- **Stated task**
Return all the data, word for word.
## Start Given records
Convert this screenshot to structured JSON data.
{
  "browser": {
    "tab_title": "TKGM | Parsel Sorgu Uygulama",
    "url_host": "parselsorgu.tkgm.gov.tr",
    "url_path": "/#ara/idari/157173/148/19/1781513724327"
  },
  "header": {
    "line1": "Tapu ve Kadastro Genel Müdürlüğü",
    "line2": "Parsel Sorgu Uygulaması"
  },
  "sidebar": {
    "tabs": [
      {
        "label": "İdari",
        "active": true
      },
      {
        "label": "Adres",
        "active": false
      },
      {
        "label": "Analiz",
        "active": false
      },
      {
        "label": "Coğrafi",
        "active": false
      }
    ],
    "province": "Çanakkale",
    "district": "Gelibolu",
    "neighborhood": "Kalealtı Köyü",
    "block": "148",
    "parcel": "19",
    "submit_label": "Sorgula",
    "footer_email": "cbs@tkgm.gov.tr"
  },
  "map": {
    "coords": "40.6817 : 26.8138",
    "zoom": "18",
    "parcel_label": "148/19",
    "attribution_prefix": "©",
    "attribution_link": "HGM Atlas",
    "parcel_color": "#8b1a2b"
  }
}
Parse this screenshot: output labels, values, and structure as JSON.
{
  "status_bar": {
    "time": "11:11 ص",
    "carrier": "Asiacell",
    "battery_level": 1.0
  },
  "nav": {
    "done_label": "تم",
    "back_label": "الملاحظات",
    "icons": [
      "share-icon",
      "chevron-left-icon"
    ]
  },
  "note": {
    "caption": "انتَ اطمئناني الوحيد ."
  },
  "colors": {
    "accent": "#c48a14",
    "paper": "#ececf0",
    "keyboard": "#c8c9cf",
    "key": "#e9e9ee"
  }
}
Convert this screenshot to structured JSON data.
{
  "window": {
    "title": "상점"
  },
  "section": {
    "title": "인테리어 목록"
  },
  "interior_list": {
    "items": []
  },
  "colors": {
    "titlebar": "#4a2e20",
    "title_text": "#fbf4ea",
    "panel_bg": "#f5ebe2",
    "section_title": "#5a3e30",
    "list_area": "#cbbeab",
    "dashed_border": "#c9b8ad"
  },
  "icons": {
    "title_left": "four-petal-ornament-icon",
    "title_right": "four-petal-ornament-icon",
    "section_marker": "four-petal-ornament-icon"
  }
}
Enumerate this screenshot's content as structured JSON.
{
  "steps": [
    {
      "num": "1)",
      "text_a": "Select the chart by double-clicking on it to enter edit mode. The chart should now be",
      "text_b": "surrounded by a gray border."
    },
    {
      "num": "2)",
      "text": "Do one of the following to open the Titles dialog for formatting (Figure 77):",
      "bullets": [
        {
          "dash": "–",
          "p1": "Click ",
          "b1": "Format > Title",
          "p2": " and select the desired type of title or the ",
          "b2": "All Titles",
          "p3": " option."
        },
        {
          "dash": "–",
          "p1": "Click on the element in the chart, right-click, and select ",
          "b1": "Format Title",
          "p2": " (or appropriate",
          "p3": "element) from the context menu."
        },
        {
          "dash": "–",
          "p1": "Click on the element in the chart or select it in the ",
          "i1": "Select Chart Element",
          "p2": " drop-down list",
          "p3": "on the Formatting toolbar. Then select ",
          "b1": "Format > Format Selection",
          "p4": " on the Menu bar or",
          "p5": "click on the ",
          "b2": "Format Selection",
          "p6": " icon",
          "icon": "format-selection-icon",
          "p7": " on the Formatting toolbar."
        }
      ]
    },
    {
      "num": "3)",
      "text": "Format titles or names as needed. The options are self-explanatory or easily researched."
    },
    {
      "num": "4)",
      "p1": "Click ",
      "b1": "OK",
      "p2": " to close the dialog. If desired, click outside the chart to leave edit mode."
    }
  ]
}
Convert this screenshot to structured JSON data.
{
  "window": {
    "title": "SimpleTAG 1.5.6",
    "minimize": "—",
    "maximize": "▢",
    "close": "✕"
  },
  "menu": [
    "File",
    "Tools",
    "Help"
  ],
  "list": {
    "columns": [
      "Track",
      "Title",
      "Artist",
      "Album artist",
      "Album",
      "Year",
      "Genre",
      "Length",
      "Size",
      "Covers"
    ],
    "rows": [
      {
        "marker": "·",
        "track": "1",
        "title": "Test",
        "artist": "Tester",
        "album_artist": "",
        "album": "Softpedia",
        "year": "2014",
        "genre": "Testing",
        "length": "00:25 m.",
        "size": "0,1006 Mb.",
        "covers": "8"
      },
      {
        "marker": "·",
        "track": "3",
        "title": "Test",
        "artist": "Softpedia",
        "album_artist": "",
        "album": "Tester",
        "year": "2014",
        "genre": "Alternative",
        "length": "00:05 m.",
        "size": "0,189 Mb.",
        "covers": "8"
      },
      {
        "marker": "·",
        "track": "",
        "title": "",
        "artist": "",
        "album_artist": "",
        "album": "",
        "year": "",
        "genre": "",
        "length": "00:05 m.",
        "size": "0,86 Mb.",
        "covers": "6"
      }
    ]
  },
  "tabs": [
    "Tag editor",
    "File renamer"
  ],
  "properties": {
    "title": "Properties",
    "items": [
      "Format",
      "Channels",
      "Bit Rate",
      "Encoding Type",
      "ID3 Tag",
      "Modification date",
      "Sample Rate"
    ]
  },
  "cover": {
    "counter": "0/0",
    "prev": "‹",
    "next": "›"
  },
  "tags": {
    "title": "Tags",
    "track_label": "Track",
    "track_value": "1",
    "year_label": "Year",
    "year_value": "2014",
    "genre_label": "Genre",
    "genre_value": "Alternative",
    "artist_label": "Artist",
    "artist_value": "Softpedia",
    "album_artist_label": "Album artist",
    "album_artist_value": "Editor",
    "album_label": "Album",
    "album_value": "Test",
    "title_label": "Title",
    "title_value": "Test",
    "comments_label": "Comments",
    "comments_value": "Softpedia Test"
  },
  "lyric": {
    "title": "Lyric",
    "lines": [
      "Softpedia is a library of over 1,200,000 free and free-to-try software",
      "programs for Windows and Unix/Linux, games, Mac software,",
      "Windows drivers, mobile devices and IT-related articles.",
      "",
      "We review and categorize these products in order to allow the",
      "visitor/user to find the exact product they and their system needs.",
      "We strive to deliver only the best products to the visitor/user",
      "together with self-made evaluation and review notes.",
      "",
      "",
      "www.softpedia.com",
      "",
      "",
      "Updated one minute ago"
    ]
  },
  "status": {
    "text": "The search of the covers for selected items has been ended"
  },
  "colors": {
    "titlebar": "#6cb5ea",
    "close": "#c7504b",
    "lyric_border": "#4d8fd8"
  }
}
## End Given records
- **Task answer**
Convert this screenshot to structured JSON data.
{
  "browser": {
    "tab_title": "TKGM | Parsel Sorgu Uygulama",
    "url_host": "parselsorgu.tkgm.gov.tr",
    "url_path": "/#ara/idari/157173/148/19/1781513724327"
  },
  "header": {
    "line1": "Tapu ve Kadastro Genel Müdürlüğü",
    "line2": "Parsel Sorgu Uygulaması"
  },
  "sidebar": {
    "tabs": [
      {
        "label": "İdari",
        "active": true
      },
      {
        "label": "Adres",
        "active": false
      },
      {
        "label": "Analiz",
        "active": false
      },
      {
        "label": "Coğrafi",
        "active": false
      }
    ],
    "province": "Çanakkale",
    "district": "Gelibolu",
    "neighborhood": "Kalealtı Köyü",
    "block": "148",
    "parcel": "19",
    "submit_label": "Sorgula",
    "footer_email": "cbs@tkgm.gov.tr"
  },
  "map": {
    "coords": "40.6817 : 26.8138",
    "zoom": "18",
    "parcel_label": "148/19",
    "attribution_prefix": "©",
    "attribution_link": "HGM Atlas",
    "parcel_color": "#8b1a2b"
  }
}
Parse this screenshot: output labels, values, and structure as JSON.
{
  "status_bar": {
    "time": "11:11 ص",
    "carrier": "Asiacell",
    "battery_level": 1.0
  },
  "nav": {
    "done_label": "تم",
    "back_label": "الملاحظات",
    "icons": [
      "share-icon",
      "chevron-left-icon"
    ]
  },
  "note": {
    "caption": "انتَ اطمئناني الوحيد ."
  },
  "colors": {
    "accent": "#c48a14",
    "paper": "#ececf0",
    "keyboard": "#c8c9cf",
    "key": "#e9e9ee"
  }
}
Convert this screenshot to structured JSON data.
{
  "window": {
    "title": "상점"
  },
  "section": {
    "title": "인테리어 목록"
  },
  "interior_list": {
    "items": []
  },
  "colors": {
    "titlebar": "#4a2e20",
    "title_text": "#fbf4ea",
    "panel_bg": "#f5ebe2",
    "section_title": "#5a3e30",
    "list_area": "#cbbeab",
    "dashed_border": "#c9b8ad"
  },
  "icons": {
    "title_left": "four-petal-ornament-icon",
    "title_right": "four-petal-ornament-icon",
    "section_marker": "four-petal-ornament-icon"
  }
}
Enumerate this screenshot's content as structured JSON.
{
  "steps": [
    {
      "num": "1)",
      "text_a": "Select the chart by double-clicking on it to enter edit mode. The chart should now be",
      "text_b": "surrounded by a gray border."
    },
    {
      "num": "2)",
      "text": "Do one of the following to open the Titles dialog for formatting (Figure 77):",
      "bullets": [
        {
          "dash": "–",
          "p1": "Click ",
          "b1": "Format > Title",
          "p2": " and select the desired type of title or the ",
          "b2": "All Titles",
          "p3": " option."
        },
        {
          "dash": "–",
          "p1": "Click on the element in the chart, right-click, and select ",
          "b1": "Format Title",
          "p2": " (or appropriate",
          "p3": "element) from the context menu."
        },
        {
          "dash": "–",
          "p1": "Click on the element in the chart or select it in the ",
          "i1": "Select Chart Element",
          "p2": " drop-down list",
          "p3": "on the Formatting toolbar. Then select ",
          "b1": "Format > Format Selection",
          "p4": " on the Menu bar or",
          "p5": "click on the ",
          "b2": "Format Selection",
          "p6": " icon",
          "icon": "format-selection-icon",
          "p7": " on the Formatting toolbar."
        }
      ]
    },
    {
      "num": "3)",
      "text": "Format titles or names as needed. The options are self-explanatory or easily researched."
    },
    {
      "num": "4)",
      "p1": "Click ",
      "b1": "OK",
      "p2": " to close the dialog. If desired, click outside the chart to leave edit mode."
    }
  ]
}
Convert this screenshot to structured JSON data.
{
  "window": {
    "title": "SimpleTAG 1.5.6",
    "minimize": "—",
    "maximize": "▢",
    "close": "✕"
  },
  "menu": [
    "File",
    "Tools",
    "Help"
  ],
  "list": {
    "columns": [
      "Track",
      "Title",
      "Artist",
      "Album artist",
      "Album",
      "Year",
      "Genre",
      "Length",
      "Size",
      "Covers"
    ],
    "rows": [
      {
        "marker": "·",
        "track": "1",
        "title": "Test",
        "artist": "Tester",
        "album_artist": "",
        "album": "Softpedia",
        "year": "2014",
        "genre": "Testing",
        "length": "00:25 m.",
        "size": "0,1006 Mb.",
        "covers": "8"
      },
      {
        "marker": "·",
        "track": "3",
        "title": "Test",
        "artist": "Softpedia",
        "album_artist": "",
        "album": "Tester",
        "year": "2014",
        "genre": "Alternative",
        "length": "00:05 m.",
        "size": "0,189 Mb.",
        "covers": "8"
      },
      {
        "marker": "·",
        "track": "",
        "title": "",
        "artist": "",
        "album_artist": "",
        "album": "",
        "year": "",
        "genre": "",
        "length": "00:05 m.",
        "size": "0,86 Mb.",
        "covers": "6"
      }
    ]
  },
  "tabs": [
    "Tag editor",
    "File renamer"
  ],
  "properties": {
    "title": "Properties",
    "items": [
      "Format",
      "Channels",
      "Bit Rate",
      "Encoding Type",
      "ID3 Tag",
      "Modification date",
      "Sample Rate"
    ]
  },
  "cover": {
    "counter": "0/0",
    "prev": "‹",
    "next": "›"
  },
  "tags": {
    "title": "Tags",
    "track_label": "Track",
    "track_value": "1",
    "year_label": "Year",
    "year_value": "2014",
    "genre_label": "Genre",
    "genre_value": "Alternative",
    "artist_label": "Artist",
    "artist_value": "Softpedia",
    "album_artist_label": "Album artist",
    "album_artist_value": "Editor",
    "album_label": "Album",
    "album_value": "Test",
    "title_label": "Title",
    "title_value": "Test",
    "comments_label": "Comments",
    "comments_value": "Softpedia Test"
  },
  "lyric": {
    "title": "Lyric",
    "lines": [
      "Softpedia is a library of over 1,200,000 free and free-to-try software",
      "programs for Windows and Unix/Linux, games, Mac software,",
      "Windows drivers, mobile devices and IT-related articles.",
      "",
      "We review and categorize these products in order to allow the",
      "visitor/user to find the exact product they and their system needs.",
      "We strive to deliver only the best products to the visitor/user",
      "together with self-made evaluation and review notes.",
      "",
      "",
      "www.softpedia.com",
      "",
      "",
      "Updated one minute ago"
    ]
  },
  "status": {
    "text": "The search of the covers for selected items has been ended"
  },
  "colors": {
    "titlebar": "#6cb5ea",
    "close": "#c7504b",
    "lyric_border": "#4d8fd8"
  }
}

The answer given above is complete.